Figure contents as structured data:
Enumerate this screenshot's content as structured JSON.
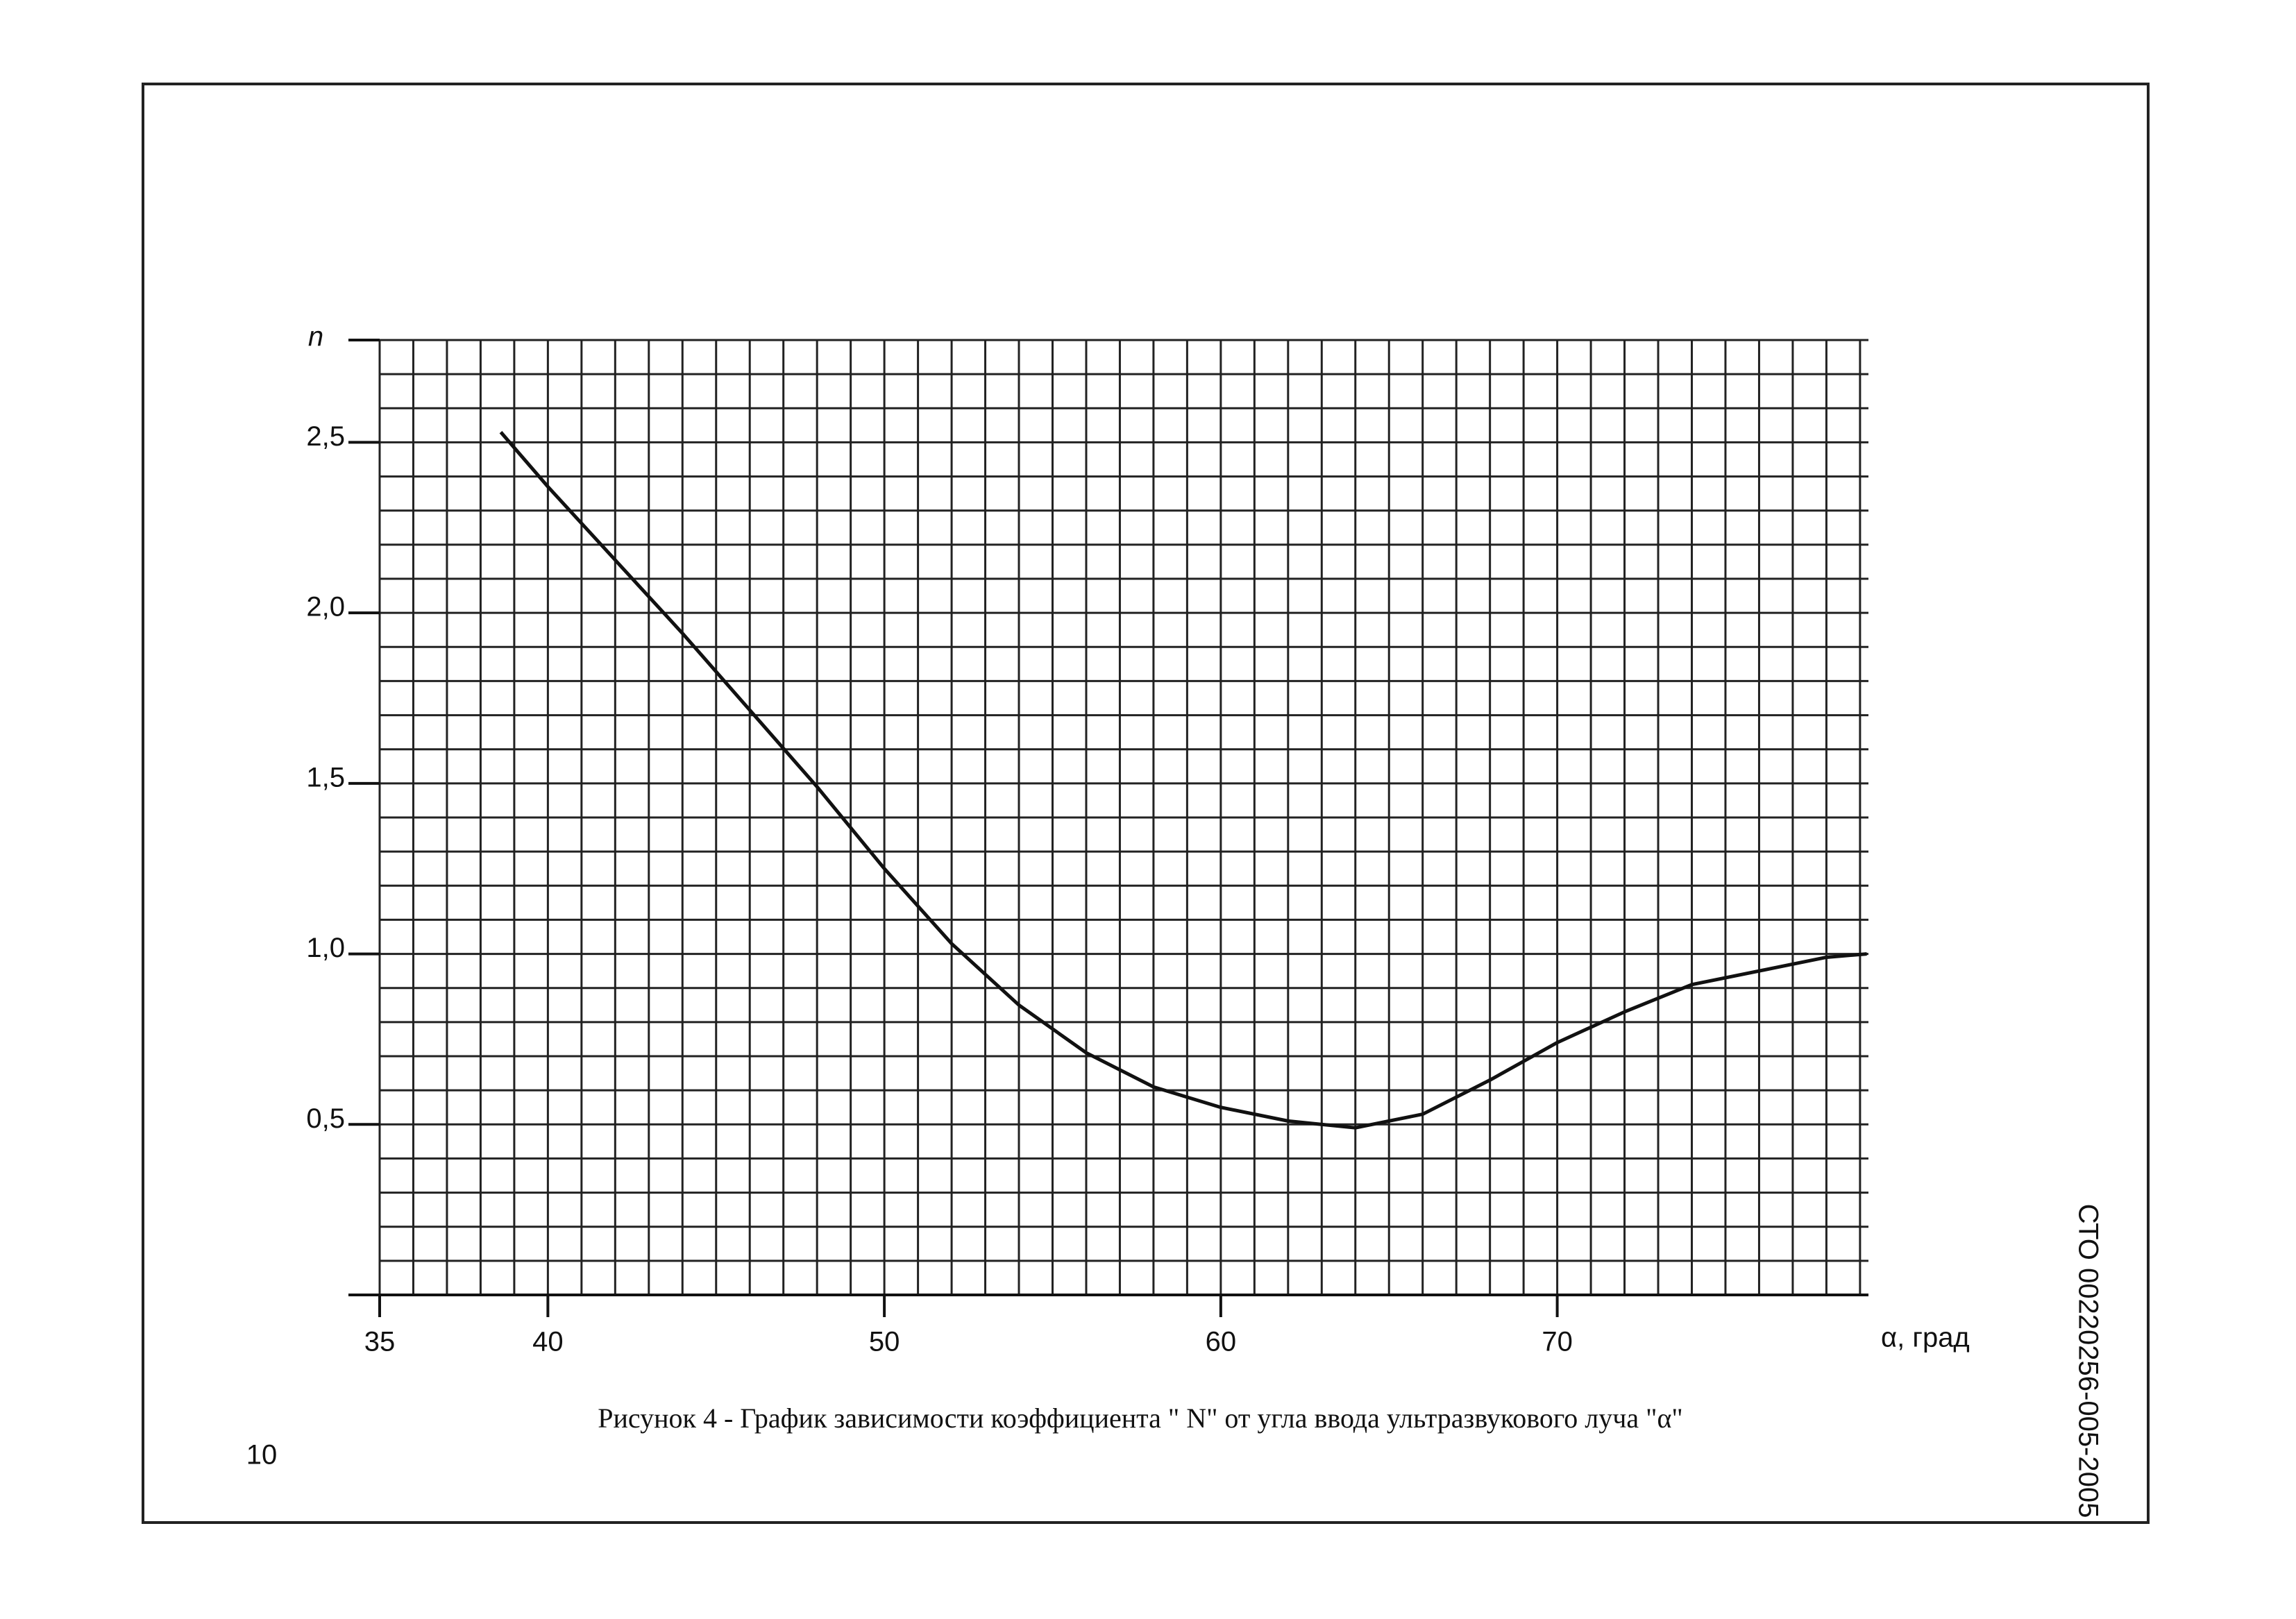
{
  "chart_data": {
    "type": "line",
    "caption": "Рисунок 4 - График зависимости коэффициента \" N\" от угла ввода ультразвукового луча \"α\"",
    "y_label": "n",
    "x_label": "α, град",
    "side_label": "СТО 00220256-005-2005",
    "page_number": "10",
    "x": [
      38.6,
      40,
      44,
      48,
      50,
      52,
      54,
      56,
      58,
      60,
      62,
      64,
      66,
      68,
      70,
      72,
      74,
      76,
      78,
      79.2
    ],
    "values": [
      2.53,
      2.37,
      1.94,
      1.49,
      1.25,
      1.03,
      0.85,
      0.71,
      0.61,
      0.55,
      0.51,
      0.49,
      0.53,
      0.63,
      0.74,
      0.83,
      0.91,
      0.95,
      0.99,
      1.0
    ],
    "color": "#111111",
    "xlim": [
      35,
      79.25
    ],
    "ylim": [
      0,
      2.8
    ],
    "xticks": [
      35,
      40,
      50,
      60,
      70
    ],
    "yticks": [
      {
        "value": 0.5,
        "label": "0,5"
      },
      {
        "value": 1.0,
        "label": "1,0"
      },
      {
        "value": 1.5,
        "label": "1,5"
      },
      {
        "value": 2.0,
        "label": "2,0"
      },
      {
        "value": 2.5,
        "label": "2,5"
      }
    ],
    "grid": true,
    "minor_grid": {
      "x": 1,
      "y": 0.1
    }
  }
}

Given task:
Exactly reproduce each record, leaving out any pictures.

Exercise solution:
Enumerate this screenshot's content as structured JSON.
{
  "chart_data": {
    "type": "line",
    "caption": "Рисунок 4 - График зависимости коэффициента \" N\" от угла ввода ультразвукового луча \"α\"",
    "y_label": "n",
    "x_label": "α, град",
    "side_label": "СТО 00220256-005-2005",
    "page_number": "10",
    "x": [
      38.6,
      40,
      44,
      48,
      50,
      52,
      54,
      56,
      58,
      60,
      62,
      64,
      66,
      68,
      70,
      72,
      74,
      76,
      78,
      79.2
    ],
    "values": [
      2.53,
      2.37,
      1.94,
      1.49,
      1.25,
      1.03,
      0.85,
      0.71,
      0.61,
      0.55,
      0.51,
      0.49,
      0.53,
      0.63,
      0.74,
      0.83,
      0.91,
      0.95,
      0.99,
      1.0
    ],
    "color": "#111111",
    "xlim": [
      35,
      79.25
    ],
    "ylim": [
      0,
      2.8
    ],
    "xticks": [
      35,
      40,
      50,
      60,
      70
    ],
    "yticks": [
      {
        "value": 0.5,
        "label": "0,5"
      },
      {
        "value": 1.0,
        "label": "1,0"
      },
      {
        "value": 1.5,
        "label": "1,5"
      },
      {
        "value": 2.0,
        "label": "2,0"
      },
      {
        "value": 2.5,
        "label": "2,5"
      }
    ],
    "grid": true,
    "minor_grid": {
      "x": 1,
      "y": 0.1
    }
  }
}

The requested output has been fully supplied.